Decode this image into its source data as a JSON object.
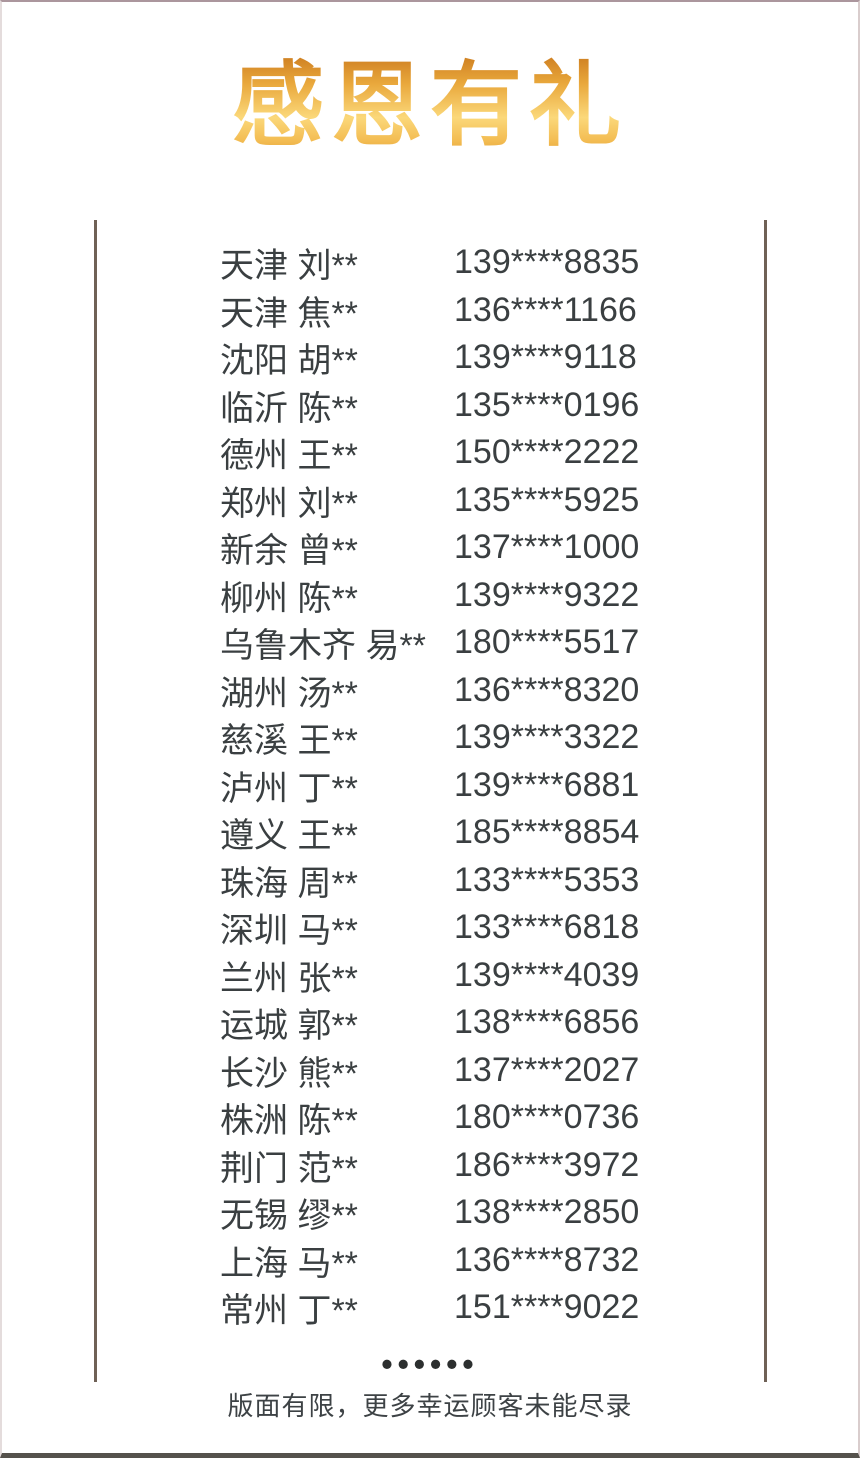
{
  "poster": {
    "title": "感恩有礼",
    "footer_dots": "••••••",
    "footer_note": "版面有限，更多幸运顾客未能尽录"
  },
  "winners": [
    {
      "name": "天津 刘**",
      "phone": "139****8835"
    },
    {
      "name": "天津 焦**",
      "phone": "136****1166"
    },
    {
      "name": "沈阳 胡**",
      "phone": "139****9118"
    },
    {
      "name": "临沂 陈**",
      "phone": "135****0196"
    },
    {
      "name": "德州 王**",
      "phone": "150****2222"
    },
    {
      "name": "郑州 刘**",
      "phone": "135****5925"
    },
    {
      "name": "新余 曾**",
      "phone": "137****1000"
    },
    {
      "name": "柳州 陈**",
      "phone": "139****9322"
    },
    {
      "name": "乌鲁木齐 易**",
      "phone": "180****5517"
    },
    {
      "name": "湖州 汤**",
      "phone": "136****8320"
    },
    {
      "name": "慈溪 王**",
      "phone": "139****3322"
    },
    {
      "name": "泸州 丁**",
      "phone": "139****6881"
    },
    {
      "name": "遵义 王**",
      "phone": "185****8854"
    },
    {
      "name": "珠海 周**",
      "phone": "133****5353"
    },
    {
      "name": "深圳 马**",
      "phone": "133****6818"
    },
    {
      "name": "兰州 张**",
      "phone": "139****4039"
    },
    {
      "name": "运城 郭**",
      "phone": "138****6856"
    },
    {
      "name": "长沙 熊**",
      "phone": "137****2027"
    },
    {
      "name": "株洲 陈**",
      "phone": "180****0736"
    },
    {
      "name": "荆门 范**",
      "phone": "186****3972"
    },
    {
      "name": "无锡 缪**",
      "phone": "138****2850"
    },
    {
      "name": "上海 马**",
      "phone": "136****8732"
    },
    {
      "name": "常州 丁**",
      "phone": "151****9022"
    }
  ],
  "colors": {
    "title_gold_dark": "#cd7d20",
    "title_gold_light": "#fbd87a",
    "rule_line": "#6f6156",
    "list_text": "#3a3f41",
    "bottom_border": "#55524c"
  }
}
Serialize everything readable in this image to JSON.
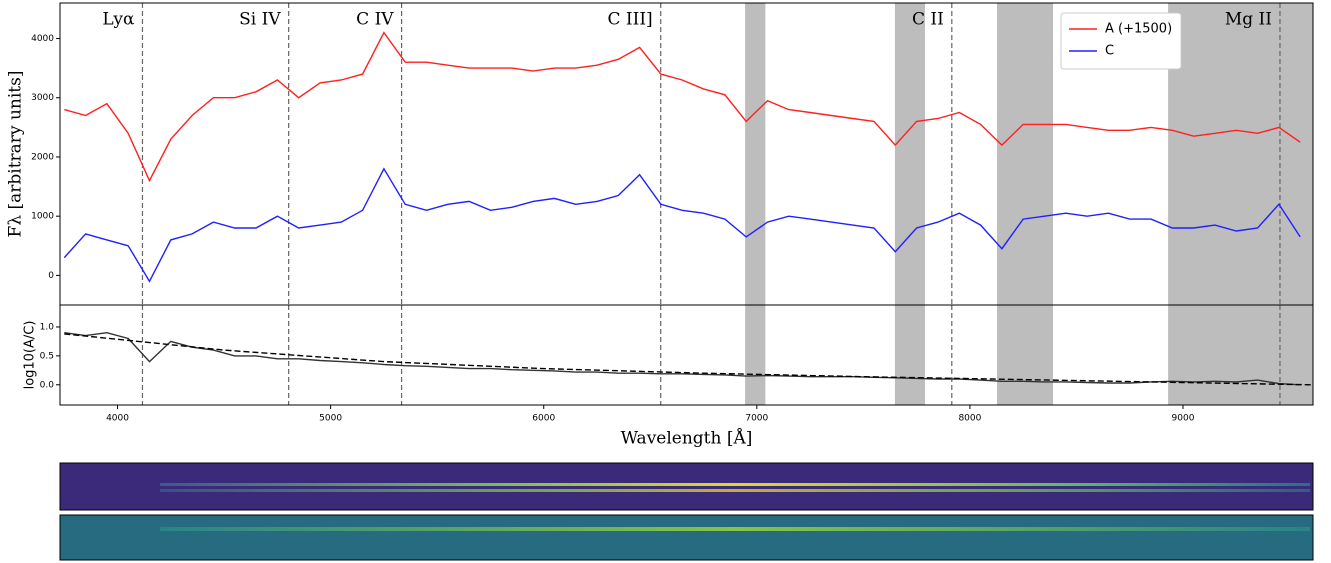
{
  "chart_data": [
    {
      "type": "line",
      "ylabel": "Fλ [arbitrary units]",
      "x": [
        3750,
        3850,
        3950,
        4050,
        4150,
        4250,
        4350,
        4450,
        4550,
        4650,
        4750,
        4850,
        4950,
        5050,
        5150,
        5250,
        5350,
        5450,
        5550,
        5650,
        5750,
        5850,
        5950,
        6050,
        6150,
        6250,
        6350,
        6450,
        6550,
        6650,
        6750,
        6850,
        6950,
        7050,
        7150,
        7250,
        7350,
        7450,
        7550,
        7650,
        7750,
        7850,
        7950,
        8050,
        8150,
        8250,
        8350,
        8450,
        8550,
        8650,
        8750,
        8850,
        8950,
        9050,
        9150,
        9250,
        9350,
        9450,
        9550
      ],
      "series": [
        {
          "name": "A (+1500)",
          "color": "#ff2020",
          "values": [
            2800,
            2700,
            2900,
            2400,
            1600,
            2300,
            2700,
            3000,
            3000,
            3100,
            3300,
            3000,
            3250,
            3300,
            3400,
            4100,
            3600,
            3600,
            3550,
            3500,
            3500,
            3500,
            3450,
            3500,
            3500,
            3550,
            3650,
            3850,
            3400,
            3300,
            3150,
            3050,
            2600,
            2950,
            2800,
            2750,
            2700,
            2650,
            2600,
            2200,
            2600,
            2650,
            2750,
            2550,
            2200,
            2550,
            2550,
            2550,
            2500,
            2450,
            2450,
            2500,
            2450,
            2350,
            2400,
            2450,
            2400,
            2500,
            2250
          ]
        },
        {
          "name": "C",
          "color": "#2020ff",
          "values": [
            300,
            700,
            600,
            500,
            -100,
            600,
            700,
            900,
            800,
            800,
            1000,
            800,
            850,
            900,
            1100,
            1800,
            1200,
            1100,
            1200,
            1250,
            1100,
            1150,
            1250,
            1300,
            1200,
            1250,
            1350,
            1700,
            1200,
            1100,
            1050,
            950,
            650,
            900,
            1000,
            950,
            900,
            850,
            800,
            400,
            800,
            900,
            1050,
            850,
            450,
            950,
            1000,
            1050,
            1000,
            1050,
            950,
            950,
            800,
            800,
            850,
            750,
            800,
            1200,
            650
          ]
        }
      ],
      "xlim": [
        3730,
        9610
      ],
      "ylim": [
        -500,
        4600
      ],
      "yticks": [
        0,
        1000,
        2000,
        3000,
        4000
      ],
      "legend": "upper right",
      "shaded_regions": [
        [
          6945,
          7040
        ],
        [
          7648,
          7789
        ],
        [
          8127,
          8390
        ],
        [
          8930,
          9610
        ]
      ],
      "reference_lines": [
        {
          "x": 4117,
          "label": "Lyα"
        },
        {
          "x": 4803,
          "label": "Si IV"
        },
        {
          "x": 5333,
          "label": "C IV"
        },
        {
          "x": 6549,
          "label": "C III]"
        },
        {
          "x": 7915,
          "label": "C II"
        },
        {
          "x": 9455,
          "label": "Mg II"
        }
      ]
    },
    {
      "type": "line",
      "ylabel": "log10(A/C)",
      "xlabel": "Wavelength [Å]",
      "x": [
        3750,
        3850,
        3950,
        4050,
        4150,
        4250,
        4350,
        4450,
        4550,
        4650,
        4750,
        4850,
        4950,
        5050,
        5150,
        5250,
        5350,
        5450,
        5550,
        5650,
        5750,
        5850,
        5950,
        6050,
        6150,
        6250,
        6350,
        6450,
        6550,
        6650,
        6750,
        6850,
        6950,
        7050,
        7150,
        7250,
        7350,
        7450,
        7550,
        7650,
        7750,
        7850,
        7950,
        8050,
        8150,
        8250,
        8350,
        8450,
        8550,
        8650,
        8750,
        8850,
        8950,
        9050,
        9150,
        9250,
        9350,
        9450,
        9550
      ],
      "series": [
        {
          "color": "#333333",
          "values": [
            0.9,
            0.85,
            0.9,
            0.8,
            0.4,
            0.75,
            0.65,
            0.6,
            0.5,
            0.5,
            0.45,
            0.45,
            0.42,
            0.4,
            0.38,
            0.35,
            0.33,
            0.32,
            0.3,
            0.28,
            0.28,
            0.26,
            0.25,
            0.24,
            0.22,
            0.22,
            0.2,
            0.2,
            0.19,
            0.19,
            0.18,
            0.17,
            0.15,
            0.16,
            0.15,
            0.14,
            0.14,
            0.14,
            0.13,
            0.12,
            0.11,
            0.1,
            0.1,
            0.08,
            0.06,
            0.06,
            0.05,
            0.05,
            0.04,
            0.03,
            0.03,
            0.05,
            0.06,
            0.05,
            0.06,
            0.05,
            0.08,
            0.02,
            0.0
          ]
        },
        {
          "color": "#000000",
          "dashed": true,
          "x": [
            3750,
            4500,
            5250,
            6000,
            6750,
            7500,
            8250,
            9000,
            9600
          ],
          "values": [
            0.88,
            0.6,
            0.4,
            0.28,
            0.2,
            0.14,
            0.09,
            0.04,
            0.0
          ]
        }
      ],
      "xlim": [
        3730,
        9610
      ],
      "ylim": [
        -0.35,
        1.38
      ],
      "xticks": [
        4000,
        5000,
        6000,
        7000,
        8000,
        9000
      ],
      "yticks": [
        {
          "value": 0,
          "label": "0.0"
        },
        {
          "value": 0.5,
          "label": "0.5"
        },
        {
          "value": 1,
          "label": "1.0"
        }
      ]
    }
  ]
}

- Direction: Reply with nothing but a number: how many lines of the entries above contain the string "image"?

- In response: 2